▶ [Task requirements]: Restate the listing that follows word for word, without its pictures.

*-*-*

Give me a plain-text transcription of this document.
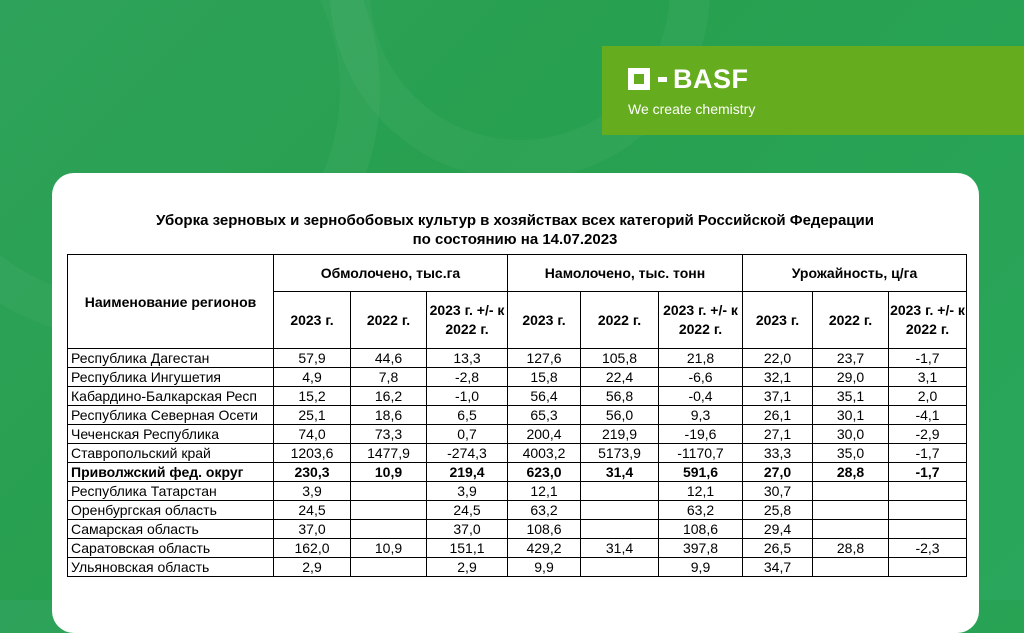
BASF
We create chemistry
Уборка зерновых и зернобобовых культур в хозяйствах всех категорий Российской Федерации
по состоянию на 14.07.2023
Наименование регионов	Обмолочено, тыс.га			Намолочено, тыс. тонн			Урожайность, ц/га		
	2023 г.	2022 г.	2023 г. +/- к 2022 г.	2023 г.	2022 г.	2023 г. +/- к 2022 г.	2023 г.	2022 г.	2023 г. +/- к 2022 г.
Республика Дагестан	57,9	44,6	13,3	127,6	105,8	21,8	22,0	23,7	-1,7
Республика Ингушетия	4,9	7,8	-2,8	15,8	22,4	-6,6	32,1	29,0	3,1
Кабардино-Балкарская Респ	15,2	16,2	-1,0	56,4	56,8	-0,4	37,1	35,1	2,0
Республика Северная Осети	25,1	18,6	6,5	65,3	56,0	9,3	26,1	30,1	-4,1
Чеченская Республика	74,0	73,3	0,7	200,4	219,9	-19,6	27,1	30,0	-2,9
Ставропольский край	1203,6	1477,9	-274,3	4003,2	5173,9	-1170,7	33,3	35,0	-1,7
Приволжский фед. округ	230,3	10,9	219,4	623,0	31,4	591,6	27,0	28,8	-1,7
Республика Татарстан	3,9		3,9	12,1		12,1	30,7		
Оренбургская область	24,5		24,5	63,2		63,2	25,8		
Самарская область	37,0		37,0	108,6		108,6	29,4		
Саратовская область	162,0	10,9	151,1	429,2	31,4	397,8	26,5	28,8	-2,3
Ульяновская область	2,9		2,9	9,9		9,9	34,7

*-*-*

▶ [Finished task]:
Give me a plain-text transcription of this document.
BASF
We create chemistry
Уборка зерновых и зернобобовых культур в хозяйствах всех категорий Российской Федерации
по состоянию на 14.07.2023
Наименование регионов	Обмолочено, тыс.га			Намолочено, тыс. тонн			Урожайность, ц/га		
	2023 г.	2022 г.	2023 г. +/- к 2022 г.	2023 г.	2022 г.	2023 г. +/- к 2022 г.	2023 г.	2022 г.	2023 г. +/- к 2022 г.
Республика Дагестан	57,9	44,6	13,3	127,6	105,8	21,8	22,0	23,7	-1,7
Республика Ингушетия	4,9	7,8	-2,8	15,8	22,4	-6,6	32,1	29,0	3,1
Кабардино-Балкарская Респ	15,2	16,2	-1,0	56,4	56,8	-0,4	37,1	35,1	2,0
Республика Северная Осети	25,1	18,6	6,5	65,3	56,0	9,3	26,1	30,1	-4,1
Чеченская Республика	74,0	73,3	0,7	200,4	219,9	-19,6	27,1	30,0	-2,9
Ставропольский край	1203,6	1477,9	-274,3	4003,2	5173,9	-1170,7	33,3	35,0	-1,7
Приволжский фед. округ	230,3	10,9	219,4	623,0	31,4	591,6	27,0	28,8	-1,7
Республика Татарстан	3,9		3,9	12,1		12,1	30,7		
Оренбургская область	24,5		24,5	63,2		63,2	25,8		
Самарская область	37,0		37,0	108,6		108,6	29,4		
Саратовская область	162,0	10,9	151,1	429,2	31,4	397,8	26,5	28,8	-2,3
Ульяновская область	2,9		2,9	9,9		9,9	34,7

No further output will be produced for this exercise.